__THE REQUEST__.
Omit the pictures, then write out every entry exactly as it reads.

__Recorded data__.
===============
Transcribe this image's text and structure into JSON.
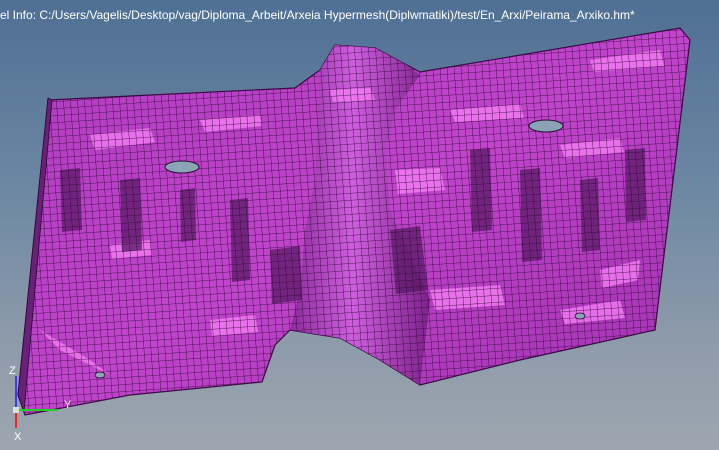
{
  "viewport": {
    "model_info": "el Info: C:/Users/Vagelis/Desktop/vag/Diploma_Arbeit/Arxeia Hypermesh(Diplwmatiki)/test/En_Arxi/Peirama_Arxiko.hm*"
  },
  "mesh": {
    "fill_color": "#c040c8",
    "highlight_color": "#f070f0",
    "shadow_color": "#5a1a66",
    "line_color": "#2a0a30"
  },
  "triad": {
    "z_label": "Z",
    "y_label": "Y",
    "x_label": "X",
    "z_color": "#3a3aff",
    "y_color": "#20d020",
    "x_color": "#ff2020"
  }
}
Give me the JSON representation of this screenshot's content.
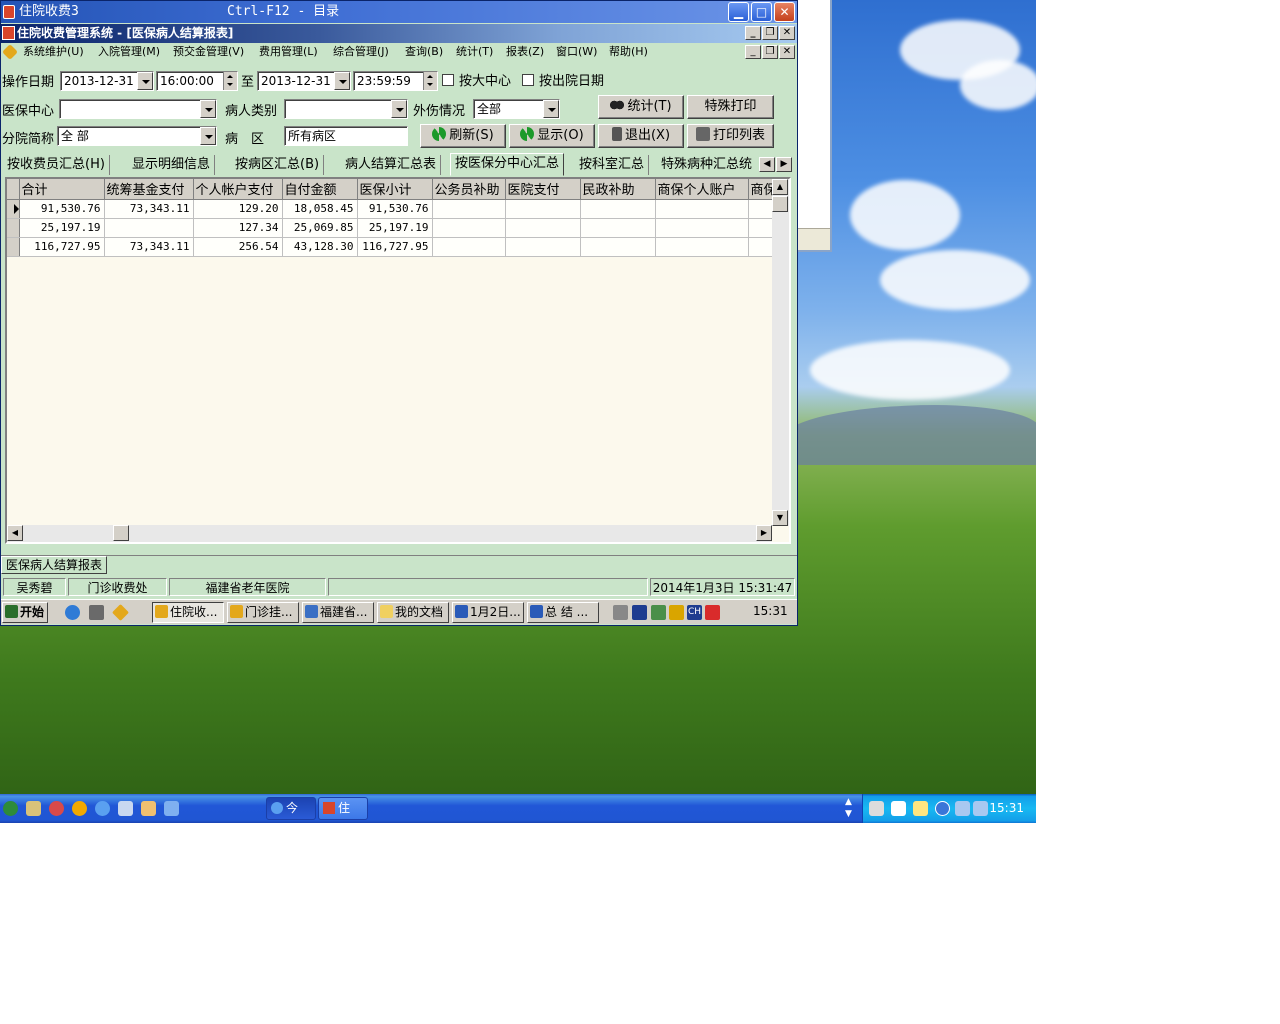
{
  "desktop": {
    "back_window": {}
  },
  "window": {
    "title": "住院收费3",
    "shortcut_hint": "Ctrl-F12 - 目录",
    "inner_title": "住院收费管理系统 - [医保病人结算报表]"
  },
  "menu": [
    "系统维护(U)",
    "入院管理(M)",
    "预交金管理(V)",
    "费用管理(L)",
    "综合管理(J)",
    "查询(B)",
    "统计(T)",
    "报表(Z)",
    "窗口(W)",
    "帮助(H)"
  ],
  "filters": {
    "op_date_label": "操作日期",
    "date_from": "2013-12-31",
    "time_from": "16:00:00",
    "to_label": "至",
    "date_to": "2013-12-31",
    "time_to": "23:59:59",
    "by_center_label": "按大中心",
    "by_discharge_label": "按出院日期",
    "insurance_center_label": "医保中心",
    "insurance_center_value": "",
    "patient_type_label": "病人类别",
    "patient_type_value": "",
    "injury_label": "外伤情况",
    "injury_value": "全部",
    "branch_label": "分院简称",
    "branch_value": "全 部",
    "ward_label": "病　区",
    "ward_value": "所有病区"
  },
  "buttons": {
    "stats": "统计(T)",
    "special_print": "特殊打印",
    "refresh": "刷新(S)",
    "display": "显示(O)",
    "exit": "退出(X)",
    "print_list": "打印列表"
  },
  "tabs": [
    "按收费员汇总(H)",
    "显示明细信息",
    "按病区汇总(B)",
    "病人结算汇总表",
    "按医保分中心汇总",
    "按科室汇总",
    "特殊病种汇总统"
  ],
  "active_tab_index": 4,
  "table": {
    "columns": [
      "合计",
      "统筹基金支付",
      "个人帐户支付",
      "自付金额",
      "医保小计",
      "公务员补助",
      "医院支付",
      "民政补助",
      "商保个人账户",
      "商保"
    ],
    "rows": [
      [
        "91,530.76",
        "73,343.11",
        "129.20",
        "18,058.45",
        "91,530.76",
        "",
        "",
        "",
        "",
        ""
      ],
      [
        "25,197.19",
        "",
        "127.34",
        "25,069.85",
        "25,197.19",
        "",
        "",
        "",
        "",
        ""
      ],
      [
        "116,727.95",
        "73,343.11",
        "256.54",
        "43,128.30",
        "116,727.95",
        "",
        "",
        "",
        "",
        ""
      ]
    ],
    "current_row": 0
  },
  "report_tab": "医保病人结算报表",
  "status": {
    "user": "吴秀碧",
    "department": "门诊收费处",
    "hospital": "福建省老年医院",
    "datetime": "2014年1月3日 15:31:47"
  },
  "inner_taskbar": {
    "start": "开始",
    "tasks": [
      "住院收...",
      "门诊挂...",
      "福建省...",
      "我的文档",
      "1月2日...",
      "总 结 ..."
    ],
    "clock": "15:31",
    "ime": "CH"
  },
  "xp_taskbar": {
    "tasks": [
      "今",
      "住"
    ],
    "clock": "15:31"
  },
  "colors": {
    "app_background": "#c9e4c9",
    "title_bar": "#2454b6",
    "xp_taskbar": "#2157d7",
    "grid_background": "#fcf9ed"
  }
}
===============
__THE REPLY__.
Transcribe this image's text and structure into JSON.
{
  "viewport": {
    "model_info": "el Info: C:/Users/Vagelis/Desktop/vag/Diploma_Arbeit/Arxeia Hypermesh(Diplwmatiki)/test/En_Arxi/Peirama_Arxiko.hm*"
  },
  "mesh": {
    "fill_color": "#c040c8",
    "highlight_color": "#f070f0",
    "shadow_color": "#5a1a66",
    "line_color": "#2a0a30"
  },
  "triad": {
    "z_label": "Z",
    "y_label": "Y",
    "x_label": "X",
    "z_color": "#3a3aff",
    "y_color": "#20d020",
    "x_color": "#ff2020"
  }
}
Give me the JSON representation of this screenshot's content.
{
  "desktop": {
    "back_window": {}
  },
  "window": {
    "title": "住院收费3",
    "shortcut_hint": "Ctrl-F12 - 目录",
    "inner_title": "住院收费管理系统 - [医保病人结算报表]"
  },
  "menu": [
    "系统维护(U)",
    "入院管理(M)",
    "预交金管理(V)",
    "费用管理(L)",
    "综合管理(J)",
    "查询(B)",
    "统计(T)",
    "报表(Z)",
    "窗口(W)",
    "帮助(H)"
  ],
  "filters": {
    "op_date_label": "操作日期",
    "date_from": "2013-12-31",
    "time_from": "16:00:00",
    "to_label": "至",
    "date_to": "2013-12-31",
    "time_to": "23:59:59",
    "by_center_label": "按大中心",
    "by_discharge_label": "按出院日期",
    "insurance_center_label": "医保中心",
    "insurance_center_value": "",
    "patient_type_label": "病人类别",
    "patient_type_value": "",
    "injury_label": "外伤情况",
    "injury_value": "全部",
    "branch_label": "分院简称",
    "branch_value": "全 部",
    "ward_label": "病　区",
    "ward_value": "所有病区"
  },
  "buttons": {
    "stats": "统计(T)",
    "special_print": "特殊打印",
    "refresh": "刷新(S)",
    "display": "显示(O)",
    "exit": "退出(X)",
    "print_list": "打印列表"
  },
  "tabs": [
    "按收费员汇总(H)",
    "显示明细信息",
    "按病区汇总(B)",
    "病人结算汇总表",
    "按医保分中心汇总",
    "按科室汇总",
    "特殊病种汇总统"
  ],
  "active_tab_index": 4,
  "table": {
    "columns": [
      "合计",
      "统筹基金支付",
      "个人帐户支付",
      "自付金额",
      "医保小计",
      "公务员补助",
      "医院支付",
      "民政补助",
      "商保个人账户",
      "商保"
    ],
    "rows": [
      [
        "91,530.76",
        "73,343.11",
        "129.20",
        "18,058.45",
        "91,530.76",
        "",
        "",
        "",
        "",
        ""
      ],
      [
        "25,197.19",
        "",
        "127.34",
        "25,069.85",
        "25,197.19",
        "",
        "",
        "",
        "",
        ""
      ],
      [
        "116,727.95",
        "73,343.11",
        "256.54",
        "43,128.30",
        "116,727.95",
        "",
        "",
        "",
        "",
        ""
      ]
    ],
    "current_row": 0
  },
  "report_tab": "医保病人结算报表",
  "status": {
    "user": "吴秀碧",
    "department": "门诊收费处",
    "hospital": "福建省老年医院",
    "datetime": "2014年1月3日 15:31:47"
  },
  "inner_taskbar": {
    "start": "开始",
    "tasks": [
      "住院收...",
      "门诊挂...",
      "福建省...",
      "我的文档",
      "1月2日...",
      "总 结 ..."
    ],
    "clock": "15:31",
    "ime": "CH"
  },
  "xp_taskbar": {
    "tasks": [
      "今",
      "住"
    ],
    "clock": "15:31"
  },
  "colors": {
    "app_background": "#c9e4c9",
    "title_bar": "#2454b6",
    "xp_taskbar": "#2157d7",
    "grid_background": "#fcf9ed"
  }
}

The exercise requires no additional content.